[Figure contents as structured data]

****

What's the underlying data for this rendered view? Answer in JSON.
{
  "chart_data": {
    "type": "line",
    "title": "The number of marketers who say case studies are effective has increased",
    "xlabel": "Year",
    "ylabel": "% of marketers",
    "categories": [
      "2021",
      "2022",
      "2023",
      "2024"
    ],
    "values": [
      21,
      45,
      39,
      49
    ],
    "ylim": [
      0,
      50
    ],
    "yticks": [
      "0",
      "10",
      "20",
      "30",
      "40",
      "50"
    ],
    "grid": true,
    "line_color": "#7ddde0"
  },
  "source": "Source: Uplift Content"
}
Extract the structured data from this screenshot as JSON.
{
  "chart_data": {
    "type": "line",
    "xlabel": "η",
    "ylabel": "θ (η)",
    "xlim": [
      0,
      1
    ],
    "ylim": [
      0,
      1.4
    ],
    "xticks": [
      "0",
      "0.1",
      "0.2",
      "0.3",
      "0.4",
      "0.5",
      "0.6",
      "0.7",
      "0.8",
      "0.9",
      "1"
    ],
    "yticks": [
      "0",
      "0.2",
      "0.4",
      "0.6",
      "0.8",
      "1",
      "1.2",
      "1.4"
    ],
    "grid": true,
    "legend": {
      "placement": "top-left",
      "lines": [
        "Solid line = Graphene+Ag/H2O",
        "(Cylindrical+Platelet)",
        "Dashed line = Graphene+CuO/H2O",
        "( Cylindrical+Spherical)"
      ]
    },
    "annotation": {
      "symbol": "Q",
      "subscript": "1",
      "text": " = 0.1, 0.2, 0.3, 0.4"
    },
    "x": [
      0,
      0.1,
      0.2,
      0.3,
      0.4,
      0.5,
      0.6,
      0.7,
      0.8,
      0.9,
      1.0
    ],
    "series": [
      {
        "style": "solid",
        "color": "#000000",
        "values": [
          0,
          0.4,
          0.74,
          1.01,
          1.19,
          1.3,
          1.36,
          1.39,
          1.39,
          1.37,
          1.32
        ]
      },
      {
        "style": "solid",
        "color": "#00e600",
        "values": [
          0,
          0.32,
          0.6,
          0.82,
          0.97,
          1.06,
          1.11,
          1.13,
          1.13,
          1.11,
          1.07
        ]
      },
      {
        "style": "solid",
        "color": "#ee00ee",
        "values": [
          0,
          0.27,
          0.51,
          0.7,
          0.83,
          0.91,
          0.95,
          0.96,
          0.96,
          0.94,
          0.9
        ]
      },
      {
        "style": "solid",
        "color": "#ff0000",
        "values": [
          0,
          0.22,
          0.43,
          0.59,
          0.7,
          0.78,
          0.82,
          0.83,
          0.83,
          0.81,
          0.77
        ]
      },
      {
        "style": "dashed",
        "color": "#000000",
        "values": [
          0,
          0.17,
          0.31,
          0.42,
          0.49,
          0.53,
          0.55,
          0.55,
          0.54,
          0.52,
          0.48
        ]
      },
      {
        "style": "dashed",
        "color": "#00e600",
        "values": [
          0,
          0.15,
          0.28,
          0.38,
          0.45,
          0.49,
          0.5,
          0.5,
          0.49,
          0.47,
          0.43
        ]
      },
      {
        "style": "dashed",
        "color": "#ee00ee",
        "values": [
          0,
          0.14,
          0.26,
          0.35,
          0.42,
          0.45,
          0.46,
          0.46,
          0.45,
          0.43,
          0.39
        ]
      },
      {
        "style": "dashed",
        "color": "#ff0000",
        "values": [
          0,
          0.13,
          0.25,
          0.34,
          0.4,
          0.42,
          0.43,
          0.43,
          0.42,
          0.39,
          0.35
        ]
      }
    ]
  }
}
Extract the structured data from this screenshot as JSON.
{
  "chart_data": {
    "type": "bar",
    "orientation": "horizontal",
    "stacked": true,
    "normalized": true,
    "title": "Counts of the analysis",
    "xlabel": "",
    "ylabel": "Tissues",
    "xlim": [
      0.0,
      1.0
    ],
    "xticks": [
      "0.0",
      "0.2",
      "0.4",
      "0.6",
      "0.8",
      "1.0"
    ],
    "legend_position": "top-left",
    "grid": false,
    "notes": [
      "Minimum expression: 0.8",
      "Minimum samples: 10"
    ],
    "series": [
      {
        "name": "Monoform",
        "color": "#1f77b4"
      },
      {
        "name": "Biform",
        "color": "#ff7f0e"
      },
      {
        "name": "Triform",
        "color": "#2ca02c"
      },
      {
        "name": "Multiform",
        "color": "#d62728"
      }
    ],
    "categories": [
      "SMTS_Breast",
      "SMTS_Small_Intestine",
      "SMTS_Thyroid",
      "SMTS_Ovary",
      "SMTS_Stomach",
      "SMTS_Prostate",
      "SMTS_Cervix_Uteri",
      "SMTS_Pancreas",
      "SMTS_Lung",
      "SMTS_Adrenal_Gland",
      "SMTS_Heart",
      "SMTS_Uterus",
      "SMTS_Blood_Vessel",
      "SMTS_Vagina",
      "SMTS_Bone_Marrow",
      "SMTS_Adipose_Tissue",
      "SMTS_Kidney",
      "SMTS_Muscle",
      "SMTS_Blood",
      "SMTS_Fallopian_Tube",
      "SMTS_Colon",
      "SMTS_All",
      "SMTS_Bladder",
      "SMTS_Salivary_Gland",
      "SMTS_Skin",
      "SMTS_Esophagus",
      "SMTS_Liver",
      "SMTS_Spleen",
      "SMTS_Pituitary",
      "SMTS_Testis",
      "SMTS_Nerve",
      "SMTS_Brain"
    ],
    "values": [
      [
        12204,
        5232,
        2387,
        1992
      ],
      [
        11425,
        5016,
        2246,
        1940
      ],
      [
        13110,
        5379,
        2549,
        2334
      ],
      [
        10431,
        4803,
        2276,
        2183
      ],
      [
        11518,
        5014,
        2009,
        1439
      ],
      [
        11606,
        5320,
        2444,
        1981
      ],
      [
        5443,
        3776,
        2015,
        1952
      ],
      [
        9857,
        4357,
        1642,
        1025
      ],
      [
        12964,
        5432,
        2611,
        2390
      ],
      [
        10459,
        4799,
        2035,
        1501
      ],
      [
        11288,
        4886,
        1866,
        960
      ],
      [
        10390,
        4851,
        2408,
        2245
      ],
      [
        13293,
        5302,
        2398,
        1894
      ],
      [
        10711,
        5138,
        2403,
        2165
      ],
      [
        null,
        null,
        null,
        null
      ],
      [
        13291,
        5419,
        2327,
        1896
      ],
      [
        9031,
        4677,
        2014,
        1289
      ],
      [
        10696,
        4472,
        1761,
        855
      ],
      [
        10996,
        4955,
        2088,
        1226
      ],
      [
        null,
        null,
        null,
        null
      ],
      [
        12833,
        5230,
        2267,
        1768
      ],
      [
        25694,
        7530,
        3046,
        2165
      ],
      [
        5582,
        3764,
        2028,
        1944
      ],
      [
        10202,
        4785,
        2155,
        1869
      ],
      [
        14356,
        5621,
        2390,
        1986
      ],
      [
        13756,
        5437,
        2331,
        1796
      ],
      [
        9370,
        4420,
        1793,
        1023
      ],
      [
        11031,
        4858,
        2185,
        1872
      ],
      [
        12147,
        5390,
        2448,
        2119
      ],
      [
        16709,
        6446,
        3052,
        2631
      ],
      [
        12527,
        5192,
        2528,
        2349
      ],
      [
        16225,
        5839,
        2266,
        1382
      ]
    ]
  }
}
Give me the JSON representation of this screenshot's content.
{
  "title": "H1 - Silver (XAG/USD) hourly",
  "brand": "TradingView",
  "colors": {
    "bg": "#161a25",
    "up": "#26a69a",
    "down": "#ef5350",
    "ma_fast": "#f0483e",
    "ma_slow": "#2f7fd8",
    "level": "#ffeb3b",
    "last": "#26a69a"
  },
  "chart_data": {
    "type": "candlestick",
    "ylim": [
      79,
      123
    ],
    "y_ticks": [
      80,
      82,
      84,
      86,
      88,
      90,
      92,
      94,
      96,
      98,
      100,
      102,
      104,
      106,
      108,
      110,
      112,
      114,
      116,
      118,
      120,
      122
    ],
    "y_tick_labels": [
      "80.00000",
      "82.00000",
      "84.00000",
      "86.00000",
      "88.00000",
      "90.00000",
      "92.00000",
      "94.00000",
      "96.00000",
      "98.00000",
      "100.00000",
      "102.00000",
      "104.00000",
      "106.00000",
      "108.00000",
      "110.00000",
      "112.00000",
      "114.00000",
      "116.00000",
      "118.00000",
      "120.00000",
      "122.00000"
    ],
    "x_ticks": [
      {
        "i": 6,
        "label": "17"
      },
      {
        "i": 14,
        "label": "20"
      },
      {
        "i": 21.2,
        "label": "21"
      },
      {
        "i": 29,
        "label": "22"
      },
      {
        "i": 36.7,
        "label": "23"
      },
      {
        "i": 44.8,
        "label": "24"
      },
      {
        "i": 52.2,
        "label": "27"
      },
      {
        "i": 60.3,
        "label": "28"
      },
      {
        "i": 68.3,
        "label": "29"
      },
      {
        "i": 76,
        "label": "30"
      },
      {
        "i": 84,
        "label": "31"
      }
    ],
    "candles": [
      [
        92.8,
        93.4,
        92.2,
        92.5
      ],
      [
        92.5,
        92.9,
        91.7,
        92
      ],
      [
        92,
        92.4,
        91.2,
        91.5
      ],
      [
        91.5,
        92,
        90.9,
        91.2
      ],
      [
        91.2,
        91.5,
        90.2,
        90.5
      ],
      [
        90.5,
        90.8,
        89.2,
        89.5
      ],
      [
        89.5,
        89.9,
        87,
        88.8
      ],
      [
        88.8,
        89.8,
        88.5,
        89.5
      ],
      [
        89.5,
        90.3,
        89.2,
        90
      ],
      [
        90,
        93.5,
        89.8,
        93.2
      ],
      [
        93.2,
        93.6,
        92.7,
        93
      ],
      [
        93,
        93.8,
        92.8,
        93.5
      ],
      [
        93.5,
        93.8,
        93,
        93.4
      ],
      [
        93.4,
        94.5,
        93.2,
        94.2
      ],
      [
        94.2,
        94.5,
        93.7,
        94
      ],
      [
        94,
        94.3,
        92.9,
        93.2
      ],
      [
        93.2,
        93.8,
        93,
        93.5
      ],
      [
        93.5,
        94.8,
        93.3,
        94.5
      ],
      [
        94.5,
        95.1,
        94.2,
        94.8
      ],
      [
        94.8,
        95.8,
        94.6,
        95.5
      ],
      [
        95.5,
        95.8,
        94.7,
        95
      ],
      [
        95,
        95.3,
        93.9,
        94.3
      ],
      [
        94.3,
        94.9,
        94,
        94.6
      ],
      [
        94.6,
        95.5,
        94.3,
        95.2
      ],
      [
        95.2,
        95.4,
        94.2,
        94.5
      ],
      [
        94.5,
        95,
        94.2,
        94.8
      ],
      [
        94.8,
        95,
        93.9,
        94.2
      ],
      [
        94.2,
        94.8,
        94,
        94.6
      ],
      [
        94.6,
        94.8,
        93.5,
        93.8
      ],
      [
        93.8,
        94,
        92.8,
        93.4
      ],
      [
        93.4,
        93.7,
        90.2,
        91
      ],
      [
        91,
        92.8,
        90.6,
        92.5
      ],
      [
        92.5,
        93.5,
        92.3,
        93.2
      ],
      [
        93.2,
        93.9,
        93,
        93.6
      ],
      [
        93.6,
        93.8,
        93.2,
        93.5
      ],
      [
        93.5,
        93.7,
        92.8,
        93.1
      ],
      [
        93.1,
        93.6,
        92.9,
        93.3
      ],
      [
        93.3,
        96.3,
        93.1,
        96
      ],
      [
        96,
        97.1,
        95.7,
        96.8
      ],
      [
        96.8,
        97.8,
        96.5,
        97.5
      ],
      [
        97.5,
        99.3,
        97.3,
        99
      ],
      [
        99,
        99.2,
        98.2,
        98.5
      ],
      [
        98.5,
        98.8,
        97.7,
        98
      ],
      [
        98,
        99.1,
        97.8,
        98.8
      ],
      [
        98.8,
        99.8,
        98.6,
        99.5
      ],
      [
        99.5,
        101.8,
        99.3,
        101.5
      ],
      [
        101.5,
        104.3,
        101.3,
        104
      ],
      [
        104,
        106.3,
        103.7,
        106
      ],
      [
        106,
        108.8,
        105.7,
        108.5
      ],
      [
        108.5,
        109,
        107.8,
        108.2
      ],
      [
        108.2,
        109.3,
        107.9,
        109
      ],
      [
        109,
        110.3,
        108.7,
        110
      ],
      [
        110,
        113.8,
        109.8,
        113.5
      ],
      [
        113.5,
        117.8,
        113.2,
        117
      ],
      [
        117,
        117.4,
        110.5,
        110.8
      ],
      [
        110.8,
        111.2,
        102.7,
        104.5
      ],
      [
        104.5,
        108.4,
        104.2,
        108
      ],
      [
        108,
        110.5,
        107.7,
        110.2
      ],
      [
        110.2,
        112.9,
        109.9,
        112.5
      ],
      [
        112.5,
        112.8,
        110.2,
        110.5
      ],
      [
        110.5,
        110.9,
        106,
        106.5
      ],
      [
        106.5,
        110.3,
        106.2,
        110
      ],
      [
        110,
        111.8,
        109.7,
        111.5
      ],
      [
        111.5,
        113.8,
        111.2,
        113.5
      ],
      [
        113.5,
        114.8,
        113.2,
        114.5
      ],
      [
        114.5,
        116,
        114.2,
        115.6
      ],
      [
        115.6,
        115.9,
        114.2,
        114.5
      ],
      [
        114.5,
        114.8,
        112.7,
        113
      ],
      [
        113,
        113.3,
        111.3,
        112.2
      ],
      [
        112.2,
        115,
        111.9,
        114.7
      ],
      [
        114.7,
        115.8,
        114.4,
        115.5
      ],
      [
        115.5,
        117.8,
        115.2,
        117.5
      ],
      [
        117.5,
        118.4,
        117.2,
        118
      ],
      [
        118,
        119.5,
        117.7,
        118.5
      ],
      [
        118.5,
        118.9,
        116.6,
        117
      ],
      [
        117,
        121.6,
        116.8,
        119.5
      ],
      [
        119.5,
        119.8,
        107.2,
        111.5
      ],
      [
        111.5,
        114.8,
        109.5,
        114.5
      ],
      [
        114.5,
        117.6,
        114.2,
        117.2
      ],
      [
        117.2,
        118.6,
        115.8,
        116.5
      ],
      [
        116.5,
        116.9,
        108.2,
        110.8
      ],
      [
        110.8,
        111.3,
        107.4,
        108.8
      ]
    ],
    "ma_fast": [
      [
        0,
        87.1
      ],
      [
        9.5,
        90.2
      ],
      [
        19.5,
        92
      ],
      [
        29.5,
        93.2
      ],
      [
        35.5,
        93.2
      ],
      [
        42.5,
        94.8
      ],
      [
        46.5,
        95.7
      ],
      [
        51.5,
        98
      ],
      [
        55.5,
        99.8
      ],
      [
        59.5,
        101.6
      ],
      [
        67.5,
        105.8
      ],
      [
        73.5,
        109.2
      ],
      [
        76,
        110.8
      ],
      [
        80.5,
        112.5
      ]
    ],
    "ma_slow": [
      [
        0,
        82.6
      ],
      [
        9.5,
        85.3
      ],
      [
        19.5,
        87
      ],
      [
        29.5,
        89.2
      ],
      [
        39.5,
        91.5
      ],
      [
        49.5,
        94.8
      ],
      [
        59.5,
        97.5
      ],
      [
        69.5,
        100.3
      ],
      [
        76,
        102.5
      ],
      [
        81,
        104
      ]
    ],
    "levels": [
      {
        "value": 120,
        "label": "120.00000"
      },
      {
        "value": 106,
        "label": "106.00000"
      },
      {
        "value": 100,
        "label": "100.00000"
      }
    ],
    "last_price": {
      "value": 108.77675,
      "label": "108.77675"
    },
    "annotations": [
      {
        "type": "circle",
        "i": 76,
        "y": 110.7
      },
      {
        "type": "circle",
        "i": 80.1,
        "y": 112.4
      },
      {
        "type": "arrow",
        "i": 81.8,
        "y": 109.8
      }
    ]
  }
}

****

From the data above, copy out every line with the string "JSON" in it.

What's the underlying data for this rendered view? Answer in JSON.
Extract the structured data from this screenshot as JSON.
Extract the structured data from this screenshot as JSON.
Give me the JSON representation of this screenshot's content.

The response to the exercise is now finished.